What is needed: Convert the lines below into a JSON list of strings with one string per line, skipping blank lines and leaving out the pictures.

Stored data entries
________________________________________
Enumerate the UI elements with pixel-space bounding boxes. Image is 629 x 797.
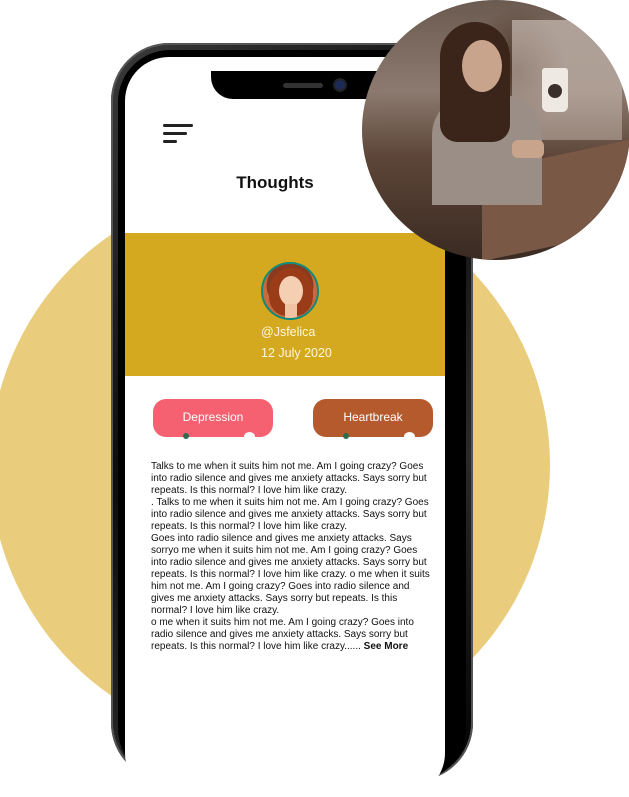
tag-dot-icon xyxy=(343,433,349,439)
phone-notch xyxy=(211,71,389,99)
post-paragraph: Goes into radio silence and gives me anx… xyxy=(151,533,430,616)
tag-label: Heartbreak xyxy=(343,410,403,424)
tag-dot-icon xyxy=(183,433,189,439)
user-avatar[interactable] xyxy=(261,262,319,320)
woman-with-phone-photo xyxy=(362,0,629,260)
speaker-grille xyxy=(283,83,323,88)
front-camera xyxy=(335,80,345,90)
see-more-link[interactable]: See More xyxy=(364,641,408,652)
post-paragraph: Talks to me when it suits him not me. Am… xyxy=(151,461,427,496)
tag-heartbreak[interactable]: Heartbreak xyxy=(313,399,433,441)
hamburger-menu-icon[interactable] xyxy=(163,124,195,148)
tag-depression[interactable]: Depression xyxy=(153,399,273,441)
coffee-cup-icon xyxy=(542,68,568,112)
tag-dot-icon xyxy=(404,432,415,441)
post-date: 12 July 2020 xyxy=(261,346,332,360)
post-paragraph-last: o me when it suits him not me. Am I goin… xyxy=(151,617,433,653)
tag-dot-icon xyxy=(244,432,255,441)
post-paragraph: . Talks to me when it suits him not me. … xyxy=(151,497,429,532)
post-body: Talks to me when it suits him not me. Am… xyxy=(151,461,433,653)
tag-label: Depression xyxy=(182,410,244,424)
profile-header: @Jsfelica 12 July 2020 xyxy=(125,233,445,376)
user-handle: @Jsfelica xyxy=(261,325,316,339)
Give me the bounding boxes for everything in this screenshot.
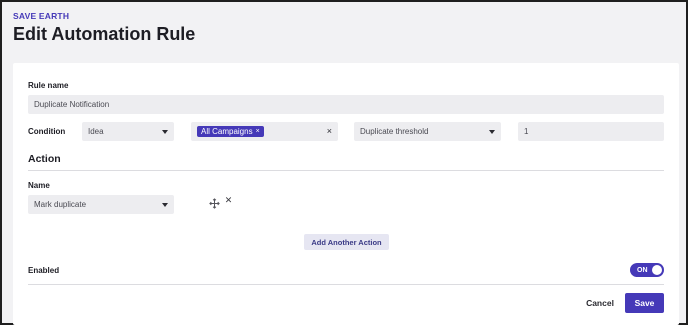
- enabled-toggle[interactable]: ON: [630, 263, 664, 277]
- window-frame: SAVE EARTH Edit Automation Rule Rule nam…: [0, 0, 688, 325]
- rule-name-label: Rule name: [28, 81, 69, 90]
- threshold-input[interactable]: 1: [518, 122, 664, 141]
- action-section-title: Action: [28, 153, 61, 165]
- campaign-chip: All Campaigns ×: [197, 126, 264, 137]
- save-button[interactable]: Save: [625, 293, 664, 313]
- campaign-chip-label: All Campaigns: [201, 127, 253, 136]
- campaign-multiselect[interactable]: All Campaigns × ×: [191, 122, 338, 141]
- condition-label: Condition: [28, 127, 66, 136]
- page-title: Edit Automation Rule: [13, 24, 196, 44]
- rule-form-card: Rule name Duplicate Notification Conditi…: [13, 63, 679, 325]
- action-name-value: Mark duplicate: [34, 200, 87, 209]
- chip-remove-icon[interactable]: ×: [256, 128, 260, 135]
- chevron-down-icon: [162, 202, 168, 207]
- threshold-value: 1: [524, 127, 529, 136]
- toggle-state-text: ON: [637, 266, 648, 274]
- cancel-button[interactable]: Cancel: [581, 294, 619, 312]
- add-another-action-button[interactable]: Add Another Action: [304, 234, 389, 250]
- footer-divider: [28, 284, 664, 285]
- move-icon[interactable]: [207, 196, 221, 210]
- condition-metric-value: Duplicate threshold: [360, 127, 429, 136]
- condition-type-select[interactable]: Idea: [82, 122, 174, 141]
- close-icon[interactable]: ✕: [222, 194, 235, 207]
- condition-type-value: Idea: [88, 127, 104, 136]
- rule-name-input[interactable]: Duplicate Notification: [28, 95, 664, 114]
- chevron-down-icon: [162, 129, 168, 134]
- action-name-select[interactable]: Mark duplicate: [28, 195, 174, 214]
- enabled-label: Enabled: [28, 266, 60, 275]
- clear-selection-icon[interactable]: ×: [327, 126, 332, 136]
- section-divider: [28, 170, 664, 171]
- toggle-knob: [652, 265, 662, 275]
- org-name: SAVE EARTH: [13, 11, 70, 21]
- rule-name-value: Duplicate Notification: [34, 100, 110, 109]
- condition-metric-select[interactable]: Duplicate threshold: [354, 122, 501, 141]
- chevron-down-icon: [489, 129, 495, 134]
- action-name-label: Name: [28, 181, 50, 190]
________________________________________
Complete response:
[
  "Enumerate the UI elements with pixel-space bounding boxes. Image is 629 x 797.",
  "tag-dot-icon xyxy=(343,433,349,439)",
  "phone-notch xyxy=(211,71,389,99)",
  "post-paragraph: Goes into radio silence and gives me anx… xyxy=(151,533,430,616)",
  "tag-label: Heartbreak xyxy=(343,410,403,424)",
  "tag-dot-icon xyxy=(183,433,189,439)",
  "user-avatar[interactable] xyxy=(261,262,319,320)",
  "woman-with-phone-photo xyxy=(362,0,629,260)",
  "speaker-grille xyxy=(283,83,323,88)",
  "front-camera xyxy=(335,80,345,90)",
  "see-more-link[interactable]: See More xyxy=(364,641,408,652)",
  "post-paragraph: Talks to me when it suits him not me. Am… xyxy=(151,461,427,496)",
  "tag-heartbreak[interactable]: Heartbreak xyxy=(313,399,433,441)",
  "hamburger-menu-icon[interactable] xyxy=(163,124,195,148)",
  "tag-depression[interactable]: Depression xyxy=(153,399,273,441)",
  "coffee-cup-icon xyxy=(542,68,568,112)",
  "tag-dot-icon xyxy=(404,432,415,441)",
  "post-date: 12 July 2020 xyxy=(261,346,332,360)",
  "post-paragraph-last: o me when it suits him not me. Am I goin… xyxy=(151,617,433,653)",
  "tag-dot-icon xyxy=(244,432,255,441)",
  "post-paragraph: . Talks to me when it suits him not me. … xyxy=(151,497,429,532)",
  "post-body: Talks to me when it suits him not me. Am… xyxy=(151,461,433,653)",
  "tag-label: Depression xyxy=(182,410,244,424)",
  "profile-header: @Jsfelica 12 July 2020 xyxy=(125,233,445,376)",
  "user-handle: @Jsfelica xyxy=(261,325,316,339)",
  "Give me the bounding boxes for everything in this screenshot.",
  "- enabled-toggle[interactable]: ON: [630, 263, 664, 277]",
  "- window-frame: SAVE EARTH Edit Automation Rule Rule nam…: [0, 0, 688, 325]",
  "- rule-name-label: Rule name: [28, 81, 69, 90]",
  "- threshold-input[interactable]: 1: [518, 122, 664, 141]",
  "- action-section-title: Action: [28, 153, 61, 165]",
  "- campaign-chip: All Campaigns ×: [197, 126, 264, 137]",
  "- save-button[interactable]: Save: [625, 293, 664, 313]",
  "- campaign-chip-label: All Campaigns: [201, 127, 253, 136]",
  "- campaign-multiselect[interactable]: All Campaigns × ×: [191, 122, 338, 141]",
  "- condition-label: Condition: [28, 127, 66, 136]",
  "- page-title: Edit Automation Rule: [13, 24, 196, 44]",
  "- rule-form-card: Rule name Duplicate Notification Conditi…: [13, 63, 679, 325]",
  "- action-name-value: Mark duplicate: [34, 200, 87, 209]",
  "- chip-remove-icon[interactable]: ×: [256, 128, 260, 135]",
  "- chevron-down-icon: [162, 202, 168, 207]",
  "- threshold-value: 1: [524, 127, 529, 136]",
  "- toggle-state-text: ON: [637, 266, 648, 274]",
  "- cancel-button[interactable]: Cancel: [581, 294, 619, 312]",
  "- add-another-action-button[interactable]: Add Another Action: [304, 234, 389, 250]",
  "- footer-divider: [28, 284, 664, 285]",
  "- move-icon[interactable]: [207, 196, 221, 210]",
  "- condition-metric-value: Duplicate threshold: [360, 127, 429, 136]",
  "- condition-type-select[interactable]: Idea: [82, 122, 174, 141]",
  "- close-icon[interactable]: ✕: [222, 194, 235, 207]",
  "- condition-type-value: Idea: [88, 127, 104, 136]",
  "- rule-name-input[interactable]: Duplicate Notification: [28, 95, 664, 114]",
  "- chevron-down-icon: [162, 129, 168, 134]",
  "- action-name-select[interactable]: Mark duplicate: [28, 195, 174, 214]",
  "- enabled-label: Enabled: [28, 266, 60, 275]",
  "- clear-selection-icon[interactable]: ×: [327, 126, 332, 136]",
  "- section-divider: [28, 170, 664, 171]",
  "- toggle-knob: [652, 265, 662, 275]",
  "- org-name: SAVE EARTH: [13, 11, 70, 21]",
  "- rule-name-value: Duplicate Notification: [34, 100, 110, 109]",
  "- condition-metric-select[interactable]: Duplicate threshold: [354, 122, 501, 141]",
  "- chevron-down-icon: [489, 129, 495, 134]",
  "- action-name-label: Name: [28, 181, 50, 190]"
]